- **WHAT THE TASK REQUIRES**
Duplicate every row below word for word, leaving nothing out and changing nothing.

Raw records:
----
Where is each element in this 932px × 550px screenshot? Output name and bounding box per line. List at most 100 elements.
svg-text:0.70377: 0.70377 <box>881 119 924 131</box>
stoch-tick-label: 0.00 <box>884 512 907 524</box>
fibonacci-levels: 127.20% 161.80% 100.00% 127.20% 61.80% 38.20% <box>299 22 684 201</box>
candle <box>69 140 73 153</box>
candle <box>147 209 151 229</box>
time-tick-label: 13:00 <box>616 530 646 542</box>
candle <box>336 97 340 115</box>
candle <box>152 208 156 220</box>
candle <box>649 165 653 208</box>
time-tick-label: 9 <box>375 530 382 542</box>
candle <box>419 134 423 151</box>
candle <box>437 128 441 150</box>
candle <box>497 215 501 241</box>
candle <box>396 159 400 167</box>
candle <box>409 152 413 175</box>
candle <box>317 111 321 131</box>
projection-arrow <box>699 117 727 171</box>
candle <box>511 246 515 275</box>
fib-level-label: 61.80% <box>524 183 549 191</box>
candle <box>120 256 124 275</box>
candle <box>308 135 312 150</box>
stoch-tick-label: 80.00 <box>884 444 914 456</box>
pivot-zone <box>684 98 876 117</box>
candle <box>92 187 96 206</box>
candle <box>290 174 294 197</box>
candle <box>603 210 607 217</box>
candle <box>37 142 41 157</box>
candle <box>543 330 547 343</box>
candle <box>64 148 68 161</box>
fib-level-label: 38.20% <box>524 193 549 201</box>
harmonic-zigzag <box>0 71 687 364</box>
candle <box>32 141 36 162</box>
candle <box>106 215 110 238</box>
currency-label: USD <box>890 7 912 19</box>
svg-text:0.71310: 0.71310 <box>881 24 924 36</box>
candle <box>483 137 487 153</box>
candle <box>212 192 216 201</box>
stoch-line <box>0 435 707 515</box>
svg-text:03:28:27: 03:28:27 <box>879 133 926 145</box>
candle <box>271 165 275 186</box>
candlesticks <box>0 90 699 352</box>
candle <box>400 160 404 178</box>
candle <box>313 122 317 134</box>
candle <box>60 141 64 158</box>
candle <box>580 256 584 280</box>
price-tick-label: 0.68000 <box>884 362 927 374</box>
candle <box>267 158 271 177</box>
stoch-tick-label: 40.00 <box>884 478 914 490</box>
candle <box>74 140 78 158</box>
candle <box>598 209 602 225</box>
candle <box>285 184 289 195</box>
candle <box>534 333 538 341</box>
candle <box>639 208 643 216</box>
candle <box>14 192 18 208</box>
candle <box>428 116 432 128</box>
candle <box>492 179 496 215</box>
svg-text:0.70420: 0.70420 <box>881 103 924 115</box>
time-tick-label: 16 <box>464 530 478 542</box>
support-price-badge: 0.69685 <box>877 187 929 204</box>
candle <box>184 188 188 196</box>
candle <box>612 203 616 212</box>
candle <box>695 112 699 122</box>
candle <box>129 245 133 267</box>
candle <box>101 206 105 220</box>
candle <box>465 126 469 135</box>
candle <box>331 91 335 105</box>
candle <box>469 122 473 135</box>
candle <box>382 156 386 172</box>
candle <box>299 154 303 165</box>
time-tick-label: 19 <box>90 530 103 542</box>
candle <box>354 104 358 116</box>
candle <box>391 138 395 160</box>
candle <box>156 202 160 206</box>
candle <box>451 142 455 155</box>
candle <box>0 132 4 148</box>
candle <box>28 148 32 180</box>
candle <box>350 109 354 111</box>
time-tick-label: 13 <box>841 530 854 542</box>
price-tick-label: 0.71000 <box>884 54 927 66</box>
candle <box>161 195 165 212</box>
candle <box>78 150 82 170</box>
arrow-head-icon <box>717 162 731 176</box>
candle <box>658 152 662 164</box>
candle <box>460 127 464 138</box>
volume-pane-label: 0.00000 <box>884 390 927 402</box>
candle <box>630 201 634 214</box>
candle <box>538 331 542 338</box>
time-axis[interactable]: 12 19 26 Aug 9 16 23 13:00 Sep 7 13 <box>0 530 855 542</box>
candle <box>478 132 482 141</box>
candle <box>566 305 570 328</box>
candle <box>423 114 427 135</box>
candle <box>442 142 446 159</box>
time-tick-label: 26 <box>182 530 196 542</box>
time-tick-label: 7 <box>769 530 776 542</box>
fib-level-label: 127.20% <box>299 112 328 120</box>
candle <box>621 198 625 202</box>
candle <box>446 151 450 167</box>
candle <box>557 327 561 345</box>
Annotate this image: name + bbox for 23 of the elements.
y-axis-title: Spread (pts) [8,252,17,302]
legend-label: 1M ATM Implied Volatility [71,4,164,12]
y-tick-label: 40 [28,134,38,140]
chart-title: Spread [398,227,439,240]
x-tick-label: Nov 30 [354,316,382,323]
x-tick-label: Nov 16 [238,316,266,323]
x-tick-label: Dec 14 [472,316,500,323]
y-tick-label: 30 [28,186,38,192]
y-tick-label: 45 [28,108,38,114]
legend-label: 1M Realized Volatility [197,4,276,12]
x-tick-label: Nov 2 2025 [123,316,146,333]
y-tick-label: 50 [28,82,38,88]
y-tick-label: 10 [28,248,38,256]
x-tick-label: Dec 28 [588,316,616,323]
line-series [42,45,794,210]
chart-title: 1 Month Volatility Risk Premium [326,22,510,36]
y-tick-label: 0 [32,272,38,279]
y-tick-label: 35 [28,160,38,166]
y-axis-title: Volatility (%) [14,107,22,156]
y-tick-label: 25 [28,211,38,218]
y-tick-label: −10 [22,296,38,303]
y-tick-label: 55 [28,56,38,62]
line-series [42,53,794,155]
----
- **FULL SOLUTION**
Where is each element in this 932px × 550px screenshot? Output name and bounding box per line. List at most 100 elements.
svg-text:0.70377: 0.70377 <box>881 119 924 131</box>
stoch-tick-label: 0.00 <box>884 512 907 524</box>
fibonacci-levels: 127.20% 161.80% 100.00% 127.20% 61.80% 38.20% <box>299 22 684 201</box>
candle <box>69 140 73 153</box>
candle <box>147 209 151 229</box>
time-tick-label: 13:00 <box>616 530 646 542</box>
candle <box>336 97 340 115</box>
candle <box>152 208 156 220</box>
candle <box>649 165 653 208</box>
time-tick-label: 9 <box>375 530 382 542</box>
candle <box>419 134 423 151</box>
candle <box>437 128 441 150</box>
candle <box>497 215 501 241</box>
candle <box>396 159 400 167</box>
candle <box>409 152 413 175</box>
candle <box>317 111 321 131</box>
projection-arrow <box>699 117 727 171</box>
candle <box>511 246 515 275</box>
fib-level-label: 61.80% <box>524 183 549 191</box>
candle <box>120 256 124 275</box>
candle <box>308 135 312 150</box>
stoch-tick-label: 80.00 <box>884 444 914 456</box>
pivot-zone <box>684 98 876 117</box>
candle <box>92 187 96 206</box>
candle <box>290 174 294 197</box>
candle <box>603 210 607 217</box>
candle <box>37 142 41 157</box>
candle <box>543 330 547 343</box>
candle <box>64 148 68 161</box>
fib-level-label: 38.20% <box>524 193 549 201</box>
harmonic-zigzag <box>0 71 687 364</box>
candle <box>32 141 36 162</box>
candle <box>106 215 110 238</box>
currency-label: USD <box>890 7 912 19</box>
svg-text:0.71310: 0.71310 <box>881 24 924 36</box>
candle <box>483 137 487 153</box>
candle <box>212 192 216 201</box>
stoch-line <box>0 435 707 515</box>
svg-text:03:28:27: 03:28:27 <box>879 133 926 145</box>
candle <box>271 165 275 186</box>
candlesticks <box>0 90 699 352</box>
candle <box>400 160 404 178</box>
candle <box>313 122 317 134</box>
candle <box>60 141 64 158</box>
candle <box>580 256 584 280</box>
price-tick-label: 0.68000 <box>884 362 927 374</box>
candle <box>267 158 271 177</box>
stoch-tick-label: 40.00 <box>884 478 914 490</box>
candle <box>74 140 78 158</box>
candle <box>598 209 602 225</box>
candle <box>285 184 289 195</box>
candle <box>534 333 538 341</box>
candle <box>639 208 643 216</box>
candle <box>14 192 18 208</box>
candle <box>428 116 432 128</box>
candle <box>492 179 496 215</box>
svg-text:0.70420: 0.70420 <box>881 103 924 115</box>
time-tick-label: 16 <box>464 530 478 542</box>
support-price-badge: 0.69685 <box>877 187 929 204</box>
candle <box>184 188 188 196</box>
candle <box>612 203 616 212</box>
candle <box>695 112 699 122</box>
candle <box>129 245 133 267</box>
candle <box>101 206 105 220</box>
candle <box>465 126 469 135</box>
candle <box>331 91 335 105</box>
candle <box>469 122 473 135</box>
candle <box>382 156 386 172</box>
candle <box>299 154 303 165</box>
time-tick-label: 19 <box>90 530 103 542</box>
candle <box>354 104 358 116</box>
candle <box>391 138 395 160</box>
candle <box>156 202 160 206</box>
candle <box>451 142 455 155</box>
candle <box>0 132 4 148</box>
candle <box>28 148 32 180</box>
candle <box>350 109 354 111</box>
time-tick-label: 13 <box>841 530 854 542</box>
price-tick-label: 0.71000 <box>884 54 927 66</box>
candle <box>161 195 165 212</box>
candle <box>78 150 82 170</box>
arrow-head-icon <box>717 162 731 176</box>
candle <box>658 152 662 164</box>
candle <box>460 127 464 138</box>
volume-pane-label: 0.00000 <box>884 390 927 402</box>
candle <box>630 201 634 214</box>
candle <box>538 331 542 338</box>
time-axis[interactable]: 12 19 26 Aug 9 16 23 13:00 Sep 7 13 <box>0 530 855 542</box>
candle <box>478 132 482 141</box>
candle <box>566 305 570 328</box>
candle <box>423 114 427 135</box>
candle <box>442 142 446 159</box>
time-tick-label: 26 <box>182 530 196 542</box>
time-tick-label: 7 <box>769 530 776 542</box>
fib-level-label: 127.20% <box>299 112 328 120</box>
candle <box>621 198 625 202</box>
candle <box>446 151 450 167</box>
candle <box>557 327 561 345</box>
Annotate this image: name + bbox for 23 of the elements.
y-axis-title: Spread (pts) [8,252,17,302]
legend-label: 1M ATM Implied Volatility [71,4,164,12]
y-tick-label: 40 [28,134,38,140]
chart-title: Spread [398,227,439,240]
x-tick-label: Nov 30 [354,316,382,323]
x-tick-label: Nov 16 [238,316,266,323]
x-tick-label: Dec 14 [472,316,500,323]
y-tick-label: 30 [28,186,38,192]
y-tick-label: 45 [28,108,38,114]
legend-label: 1M Realized Volatility [197,4,276,12]
x-tick-label: Nov 2 2025 [123,316,146,333]
y-tick-label: 50 [28,82,38,88]
y-tick-label: 10 [28,248,38,256]
x-tick-label: Dec 28 [588,316,616,323]
line-series [42,45,794,210]
chart-title: 1 Month Volatility Risk Premium [326,22,510,36]
y-tick-label: 0 [32,272,38,279]
y-tick-label: 35 [28,160,38,166]
y-axis-title: Volatility (%) [14,107,22,156]
y-tick-label: 25 [28,211,38,218]
y-tick-label: −10 [22,296,38,303]
y-tick-label: 55 [28,56,38,62]
line-series [42,53,794,155]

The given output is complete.